抜粋本文.
マクラーレンは40年以上にわたり、カーボンファイバーのメリットを生かして、軽量、パフォーマンス、高強度の構造という3要素を確保する実績を積み重ねてきた。レースや自動車産業におけるカーボンファイバー活用の重要な先駆者となり、この技術をF1で全チームが採用するスタンダードにしただけでなく、ロードカーにも展開。これまでに造られたマクラーレンはすべてカーボンファイバー製モノコックを採用し、軽量で強度と耐久性に優れるこの素材のメリットを、ボディ構造や空力システムでも最大限に生かすことで、最高のパフォーマンスと刺激的なドライビングダイナミクスを実現してきたのである。

このたび同社は、最先端のカーボンファイバー技術である「マクラーレンARTカーボンファイバー」の製造工程を世界で初めて開発した。ARTとはオートメイテッド・ラビッド・テープの略で、この製造工程が導入されたのは、英国シェフィールドにあるマクラーレン・コンポジット・テクノロジー・センター(以下MCTC)だ。

航空宇宙産業では、最新のジェット旅客機や戦闘機のために専用設計されたカーボンファイバー製構造物を造る際、とくに航空機の機体や翼といった大型部品において、超精密な製造法が用いられている。これは、ロボットアームでコンポジットテープを積層して成形するという手法で、従来はあらかじめ樹脂を含浸させたプリプレグ素材を手作業で敷き詰めていた。マクラーレンでは、この製造法の「ラピッド(高速)」バージョンを開発し、これを製造体制に組み込んだのである。

マクラーレンW1|McLaren W1

マクラーレンW1|McLaren W1

ART技術は、マクラーレンのロードカーに途方もない可能性を切り拓く。カーボンファイバー製ストラクチャーを一層軽量、高剛性、高強度に最適化するとともに、各部品の品質をさらに均一化できる。しかも製造時の廃棄物を削減できる。この手法で作られるマクラーレンARTカーボンファイバーは、手作業で裁断される一般的なプリプレグ・カーボンファイバーのコンポーネントとは、ビジュアルも異なり、際立っている。

マクラーレンは、ロボットアームでコンポジットテープを積層する航空宇宙産業のART工法をもとに、さらに工夫を施した。専用に設計された製造装置は、積層ヘッドが固定され、回転可能なマシンベッドが素早く動く仕組みで、これにより自動車製造に適した高速な工程が可能になったのである。

空間レイアウトデータ
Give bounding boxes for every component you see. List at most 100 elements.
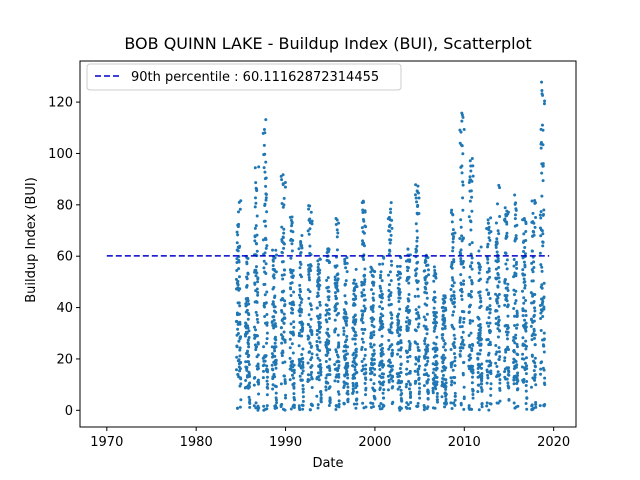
data-point <box>389 279 393 283</box>
data-point <box>310 333 314 337</box>
data-point <box>255 242 259 246</box>
data-point <box>450 379 454 383</box>
data-point <box>297 247 301 251</box>
data-point <box>274 366 278 370</box>
data-point <box>363 307 367 310</box>
data-point <box>507 366 511 370</box>
data-point <box>328 348 332 352</box>
data-point <box>525 367 529 371</box>
data-point <box>264 341 268 345</box>
data-point <box>381 375 385 379</box>
data-point <box>452 333 456 337</box>
data-point <box>309 373 313 377</box>
data-point <box>434 311 438 315</box>
data-point <box>462 127 466 131</box>
data-point <box>495 350 499 354</box>
data-point <box>459 257 463 261</box>
data-point <box>265 244 269 248</box>
data-point <box>425 362 429 366</box>
data-point <box>245 308 249 312</box>
data-point <box>255 189 259 193</box>
data-point <box>415 236 419 240</box>
data-point <box>533 306 537 310</box>
data-point <box>435 395 439 399</box>
data-point <box>387 215 391 219</box>
data-point <box>328 369 332 373</box>
data-point <box>283 303 287 307</box>
data-point <box>300 378 304 382</box>
data-point <box>417 305 421 309</box>
data-point <box>327 307 331 311</box>
data-point <box>503 278 507 282</box>
data-point <box>342 326 346 330</box>
data-point <box>355 390 359 394</box>
data-point <box>476 390 480 394</box>
data-point <box>272 285 276 289</box>
data-point <box>440 336 444 340</box>
data-point <box>534 216 538 219</box>
data-point <box>530 338 534 342</box>
data-point <box>317 262 321 266</box>
data-point <box>378 276 382 280</box>
data-point <box>434 272 438 276</box>
data-point <box>498 381 502 385</box>
data-point <box>462 395 466 399</box>
data-point <box>425 347 429 351</box>
data-point <box>506 282 510 286</box>
data-point <box>245 283 249 287</box>
data-point <box>378 386 382 390</box>
data-point <box>417 376 421 380</box>
data-point <box>318 349 322 353</box>
data-point <box>459 282 463 286</box>
data-point <box>265 375 269 379</box>
data-point <box>498 355 502 359</box>
data-point <box>272 315 276 319</box>
data-point <box>297 293 301 297</box>
data-point <box>271 368 275 372</box>
data-point <box>300 275 303 279</box>
data-point <box>489 230 493 234</box>
data-point <box>523 318 527 322</box>
data-point <box>532 260 536 264</box>
data-point <box>487 267 491 271</box>
data-point <box>512 378 516 382</box>
data-point <box>336 380 340 384</box>
data-point <box>345 270 349 274</box>
data-point <box>263 170 267 174</box>
data-point <box>522 380 526 384</box>
data-point <box>450 208 454 212</box>
data-point <box>462 265 466 269</box>
data-point <box>235 368 239 372</box>
data-point <box>539 367 543 371</box>
data-point <box>292 363 296 367</box>
data-point <box>316 294 320 298</box>
data-point <box>494 352 498 356</box>
data-point <box>506 210 510 214</box>
data-point <box>301 390 305 394</box>
y-tick-label: 60 <box>56 250 73 265</box>
data-point <box>450 298 454 302</box>
data-point <box>496 259 500 263</box>
data-point <box>281 235 285 239</box>
data-point <box>432 317 436 321</box>
data-point <box>469 295 473 299</box>
data-point <box>328 260 331 264</box>
data-point <box>328 385 332 389</box>
data-point <box>497 315 501 319</box>
data-point <box>541 128 545 132</box>
data-point <box>504 252 508 256</box>
data-point <box>460 298 464 302</box>
data-point <box>496 257 500 261</box>
data-point <box>443 300 447 304</box>
data-point <box>426 359 430 363</box>
data-point <box>400 391 404 395</box>
plot-area <box>79 60 577 428</box>
data-point <box>334 408 338 412</box>
data-point <box>415 229 419 233</box>
data-point <box>441 361 445 365</box>
data-point <box>257 380 261 384</box>
data-point <box>381 346 385 350</box>
data-point <box>265 407 269 411</box>
data-point <box>306 229 310 233</box>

課題 1. 抜粋本文にある「マクラーレンでは、この製造法の「ラピッド(高速)」バージョンを開発し、これを製造体制に組み込んだのである。」という文を英語に訳せ。
課題 2. 抜粋本文によると、マクラーレンの専用製造装置で自動車製造に適した高速な工程が可能になったのはなぜか。1〜3文で説明せよ。

解答 1. McLaren developed a "rapid" (high-speed) version of this manufacturing method and incorporated it into its production system.

解答 2. その装置は、積層ヘッドが固定され、回転可能なマシンベッドが素早く動く仕組みになっているからだ。この工夫によって、航空宇宙産業のART工法をもとにしながら、自動車製造に適した高速な工程が可能になった。